-- start of MATERIAL FOR THIS EXERCISE --

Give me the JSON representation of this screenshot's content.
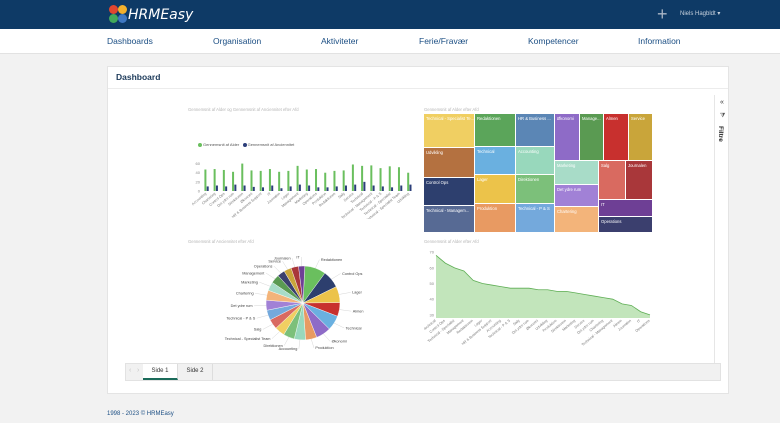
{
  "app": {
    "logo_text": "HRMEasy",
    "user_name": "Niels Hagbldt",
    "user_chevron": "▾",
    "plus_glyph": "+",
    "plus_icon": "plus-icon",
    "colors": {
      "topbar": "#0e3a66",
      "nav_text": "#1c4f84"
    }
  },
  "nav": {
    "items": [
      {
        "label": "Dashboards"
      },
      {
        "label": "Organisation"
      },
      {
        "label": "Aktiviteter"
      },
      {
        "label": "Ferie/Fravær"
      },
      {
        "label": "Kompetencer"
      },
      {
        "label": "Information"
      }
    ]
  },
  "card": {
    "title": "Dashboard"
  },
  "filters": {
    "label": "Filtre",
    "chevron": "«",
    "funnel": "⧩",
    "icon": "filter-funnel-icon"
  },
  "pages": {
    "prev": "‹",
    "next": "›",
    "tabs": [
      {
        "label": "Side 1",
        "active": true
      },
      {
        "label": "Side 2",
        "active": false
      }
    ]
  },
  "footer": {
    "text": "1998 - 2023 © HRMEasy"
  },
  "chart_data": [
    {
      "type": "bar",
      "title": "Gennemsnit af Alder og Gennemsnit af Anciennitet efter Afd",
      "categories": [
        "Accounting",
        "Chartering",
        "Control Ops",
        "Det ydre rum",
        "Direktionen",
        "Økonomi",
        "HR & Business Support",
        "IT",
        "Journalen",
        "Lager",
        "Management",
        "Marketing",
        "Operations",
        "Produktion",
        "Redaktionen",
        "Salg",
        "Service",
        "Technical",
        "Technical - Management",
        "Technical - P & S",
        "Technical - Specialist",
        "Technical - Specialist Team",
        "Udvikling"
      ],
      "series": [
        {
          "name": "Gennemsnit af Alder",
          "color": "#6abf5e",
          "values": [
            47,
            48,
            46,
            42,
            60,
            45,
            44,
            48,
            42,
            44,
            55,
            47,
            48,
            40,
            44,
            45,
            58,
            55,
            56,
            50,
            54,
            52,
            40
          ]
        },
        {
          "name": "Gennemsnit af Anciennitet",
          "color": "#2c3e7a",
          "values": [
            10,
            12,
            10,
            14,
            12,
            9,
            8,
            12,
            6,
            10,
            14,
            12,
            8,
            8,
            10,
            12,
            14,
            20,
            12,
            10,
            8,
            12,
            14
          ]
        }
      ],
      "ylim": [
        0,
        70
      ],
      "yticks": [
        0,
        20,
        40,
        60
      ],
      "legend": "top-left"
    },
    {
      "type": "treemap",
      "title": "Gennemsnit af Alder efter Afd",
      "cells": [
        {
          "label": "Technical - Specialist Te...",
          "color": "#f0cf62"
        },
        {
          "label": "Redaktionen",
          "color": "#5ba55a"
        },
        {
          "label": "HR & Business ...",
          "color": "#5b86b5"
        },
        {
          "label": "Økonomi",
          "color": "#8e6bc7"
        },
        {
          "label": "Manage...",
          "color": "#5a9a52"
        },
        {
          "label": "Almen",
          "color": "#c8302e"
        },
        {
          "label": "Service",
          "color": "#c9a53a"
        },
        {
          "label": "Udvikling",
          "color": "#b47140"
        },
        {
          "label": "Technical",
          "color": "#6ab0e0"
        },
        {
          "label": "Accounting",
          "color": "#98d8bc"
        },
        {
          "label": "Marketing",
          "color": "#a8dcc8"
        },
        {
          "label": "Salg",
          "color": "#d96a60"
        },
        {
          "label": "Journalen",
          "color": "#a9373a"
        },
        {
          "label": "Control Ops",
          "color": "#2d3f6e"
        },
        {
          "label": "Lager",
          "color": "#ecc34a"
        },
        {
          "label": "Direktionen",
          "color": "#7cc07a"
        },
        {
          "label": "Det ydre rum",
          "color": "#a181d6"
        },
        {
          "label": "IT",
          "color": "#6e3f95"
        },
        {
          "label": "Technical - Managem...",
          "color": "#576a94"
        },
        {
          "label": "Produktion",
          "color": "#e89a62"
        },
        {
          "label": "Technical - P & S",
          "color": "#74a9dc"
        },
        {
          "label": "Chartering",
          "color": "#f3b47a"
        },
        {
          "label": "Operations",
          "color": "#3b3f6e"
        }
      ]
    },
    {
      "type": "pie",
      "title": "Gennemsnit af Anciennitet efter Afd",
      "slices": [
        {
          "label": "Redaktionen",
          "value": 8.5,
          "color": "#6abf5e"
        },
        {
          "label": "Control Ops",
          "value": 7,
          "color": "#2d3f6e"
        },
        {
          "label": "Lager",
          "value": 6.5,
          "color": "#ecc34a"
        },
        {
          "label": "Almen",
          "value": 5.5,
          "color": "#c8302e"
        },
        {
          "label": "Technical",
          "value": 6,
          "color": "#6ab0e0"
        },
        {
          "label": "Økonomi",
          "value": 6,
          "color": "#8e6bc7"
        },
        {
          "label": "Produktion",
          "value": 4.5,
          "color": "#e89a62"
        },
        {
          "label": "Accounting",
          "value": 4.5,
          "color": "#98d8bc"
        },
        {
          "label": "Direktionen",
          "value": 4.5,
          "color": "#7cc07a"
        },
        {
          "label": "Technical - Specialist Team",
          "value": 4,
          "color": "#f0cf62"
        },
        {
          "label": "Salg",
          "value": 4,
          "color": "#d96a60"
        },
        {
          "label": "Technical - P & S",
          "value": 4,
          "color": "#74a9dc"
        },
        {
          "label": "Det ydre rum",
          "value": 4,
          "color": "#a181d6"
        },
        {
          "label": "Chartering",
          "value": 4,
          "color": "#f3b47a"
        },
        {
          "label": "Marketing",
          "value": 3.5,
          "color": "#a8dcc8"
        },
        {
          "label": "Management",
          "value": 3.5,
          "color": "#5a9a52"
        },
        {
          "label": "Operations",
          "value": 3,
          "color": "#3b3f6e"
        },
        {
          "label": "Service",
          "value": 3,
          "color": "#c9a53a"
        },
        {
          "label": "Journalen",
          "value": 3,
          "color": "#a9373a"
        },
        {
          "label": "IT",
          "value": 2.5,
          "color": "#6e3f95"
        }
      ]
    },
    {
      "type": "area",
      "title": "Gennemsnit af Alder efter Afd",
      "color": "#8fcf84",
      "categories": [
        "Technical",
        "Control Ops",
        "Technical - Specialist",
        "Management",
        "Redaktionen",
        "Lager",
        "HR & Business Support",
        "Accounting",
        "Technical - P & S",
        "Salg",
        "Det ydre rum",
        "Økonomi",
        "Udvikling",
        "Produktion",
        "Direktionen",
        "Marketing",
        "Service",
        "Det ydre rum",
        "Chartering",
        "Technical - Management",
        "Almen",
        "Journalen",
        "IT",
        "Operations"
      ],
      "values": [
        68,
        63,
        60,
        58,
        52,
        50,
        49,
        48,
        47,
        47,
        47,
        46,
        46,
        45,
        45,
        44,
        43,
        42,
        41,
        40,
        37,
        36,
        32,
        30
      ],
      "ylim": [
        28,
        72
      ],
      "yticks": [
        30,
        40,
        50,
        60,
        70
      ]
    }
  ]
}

-- end of MATERIAL FOR THIS EXERCISE --

:: GIVEN REQUEST ::
Please transcribe the material above exactly as written. Leave the pictures out.

:: RESPONSE FOR THIS EXERCISE ::
Give me the JSON representation of this screenshot's content.
{
  "app": {
    "logo_text": "HRMEasy",
    "user_name": "Niels Hagbldt",
    "user_chevron": "▾",
    "plus_glyph": "+",
    "plus_icon": "plus-icon",
    "colors": {
      "topbar": "#0e3a66",
      "nav_text": "#1c4f84"
    }
  },
  "nav": {
    "items": [
      {
        "label": "Dashboards"
      },
      {
        "label": "Organisation"
      },
      {
        "label": "Aktiviteter"
      },
      {
        "label": "Ferie/Fravær"
      },
      {
        "label": "Kompetencer"
      },
      {
        "label": "Information"
      }
    ]
  },
  "card": {
    "title": "Dashboard"
  },
  "filters": {
    "label": "Filtre",
    "chevron": "«",
    "funnel": "⧩",
    "icon": "filter-funnel-icon"
  },
  "pages": {
    "prev": "‹",
    "next": "›",
    "tabs": [
      {
        "label": "Side 1",
        "active": true
      },
      {
        "label": "Side 2",
        "active": false
      }
    ]
  },
  "footer": {
    "text": "1998 - 2023 © HRMEasy"
  },
  "chart_data": [
    {
      "type": "bar",
      "title": "Gennemsnit af Alder og Gennemsnit af Anciennitet efter Afd",
      "categories": [
        "Accounting",
        "Chartering",
        "Control Ops",
        "Det ydre rum",
        "Direktionen",
        "Økonomi",
        "HR & Business Support",
        "IT",
        "Journalen",
        "Lager",
        "Management",
        "Marketing",
        "Operations",
        "Produktion",
        "Redaktionen",
        "Salg",
        "Service",
        "Technical",
        "Technical - Management",
        "Technical - P & S",
        "Technical - Specialist",
        "Technical - Specialist Team",
        "Udvikling"
      ],
      "series": [
        {
          "name": "Gennemsnit af Alder",
          "color": "#6abf5e",
          "values": [
            47,
            48,
            46,
            42,
            60,
            45,
            44,
            48,
            42,
            44,
            55,
            47,
            48,
            40,
            44,
            45,
            58,
            55,
            56,
            50,
            54,
            52,
            40
          ]
        },
        {
          "name": "Gennemsnit af Anciennitet",
          "color": "#2c3e7a",
          "values": [
            10,
            12,
            10,
            14,
            12,
            9,
            8,
            12,
            6,
            10,
            14,
            12,
            8,
            8,
            10,
            12,
            14,
            20,
            12,
            10,
            8,
            12,
            14
          ]
        }
      ],
      "ylim": [
        0,
        70
      ],
      "yticks": [
        0,
        20,
        40,
        60
      ],
      "legend": "top-left"
    },
    {
      "type": "treemap",
      "title": "Gennemsnit af Alder efter Afd",
      "cells": [
        {
          "label": "Technical - Specialist Te...",
          "color": "#f0cf62"
        },
        {
          "label": "Redaktionen",
          "color": "#5ba55a"
        },
        {
          "label": "HR & Business ...",
          "color": "#5b86b5"
        },
        {
          "label": "Økonomi",
          "color": "#8e6bc7"
        },
        {
          "label": "Manage...",
          "color": "#5a9a52"
        },
        {
          "label": "Almen",
          "color": "#c8302e"
        },
        {
          "label": "Service",
          "color": "#c9a53a"
        },
        {
          "label": "Udvikling",
          "color": "#b47140"
        },
        {
          "label": "Technical",
          "color": "#6ab0e0"
        },
        {
          "label": "Accounting",
          "color": "#98d8bc"
        },
        {
          "label": "Marketing",
          "color": "#a8dcc8"
        },
        {
          "label": "Salg",
          "color": "#d96a60"
        },
        {
          "label": "Journalen",
          "color": "#a9373a"
        },
        {
          "label": "Control Ops",
          "color": "#2d3f6e"
        },
        {
          "label": "Lager",
          "color": "#ecc34a"
        },
        {
          "label": "Direktionen",
          "color": "#7cc07a"
        },
        {
          "label": "Det ydre rum",
          "color": "#a181d6"
        },
        {
          "label": "IT",
          "color": "#6e3f95"
        },
        {
          "label": "Technical - Managem...",
          "color": "#576a94"
        },
        {
          "label": "Produktion",
          "color": "#e89a62"
        },
        {
          "label": "Technical - P & S",
          "color": "#74a9dc"
        },
        {
          "label": "Chartering",
          "color": "#f3b47a"
        },
        {
          "label": "Operations",
          "color": "#3b3f6e"
        }
      ]
    },
    {
      "type": "pie",
      "title": "Gennemsnit af Anciennitet efter Afd",
      "slices": [
        {
          "label": "Redaktionen",
          "value": 8.5,
          "color": "#6abf5e"
        },
        {
          "label": "Control Ops",
          "value": 7,
          "color": "#2d3f6e"
        },
        {
          "label": "Lager",
          "value": 6.5,
          "color": "#ecc34a"
        },
        {
          "label": "Almen",
          "value": 5.5,
          "color": "#c8302e"
        },
        {
          "label": "Technical",
          "value": 6,
          "color": "#6ab0e0"
        },
        {
          "label": "Økonomi",
          "value": 6,
          "color": "#8e6bc7"
        },
        {
          "label": "Produktion",
          "value": 4.5,
          "color": "#e89a62"
        },
        {
          "label": "Accounting",
          "value": 4.5,
          "color": "#98d8bc"
        },
        {
          "label": "Direktionen",
          "value": 4.5,
          "color": "#7cc07a"
        },
        {
          "label": "Technical - Specialist Team",
          "value": 4,
          "color": "#f0cf62"
        },
        {
          "label": "Salg",
          "value": 4,
          "color": "#d96a60"
        },
        {
          "label": "Technical - P & S",
          "value": 4,
          "color": "#74a9dc"
        },
        {
          "label": "Det ydre rum",
          "value": 4,
          "color": "#a181d6"
        },
        {
          "label": "Chartering",
          "value": 4,
          "color": "#f3b47a"
        },
        {
          "label": "Marketing",
          "value": 3.5,
          "color": "#a8dcc8"
        },
        {
          "label": "Management",
          "value": 3.5,
          "color": "#5a9a52"
        },
        {
          "label": "Operations",
          "value": 3,
          "color": "#3b3f6e"
        },
        {
          "label": "Service",
          "value": 3,
          "color": "#c9a53a"
        },
        {
          "label": "Journalen",
          "value": 3,
          "color": "#a9373a"
        },
        {
          "label": "IT",
          "value": 2.5,
          "color": "#6e3f95"
        }
      ]
    },
    {
      "type": "area",
      "title": "Gennemsnit af Alder efter Afd",
      "color": "#8fcf84",
      "categories": [
        "Technical",
        "Control Ops",
        "Technical - Specialist",
        "Management",
        "Redaktionen",
        "Lager",
        "HR & Business Support",
        "Accounting",
        "Technical - P & S",
        "Salg",
        "Det ydre rum",
        "Økonomi",
        "Udvikling",
        "Produktion",
        "Direktionen",
        "Marketing",
        "Service",
        "Det ydre rum",
        "Chartering",
        "Technical - Management",
        "Almen",
        "Journalen",
        "IT",
        "Operations"
      ],
      "values": [
        68,
        63,
        60,
        58,
        52,
        50,
        49,
        48,
        47,
        47,
        47,
        46,
        46,
        45,
        45,
        44,
        43,
        42,
        41,
        40,
        37,
        36,
        32,
        30
      ],
      "ylim": [
        28,
        72
      ],
      "yticks": [
        30,
        40,
        50,
        60,
        70
      ]
    }
  ]
}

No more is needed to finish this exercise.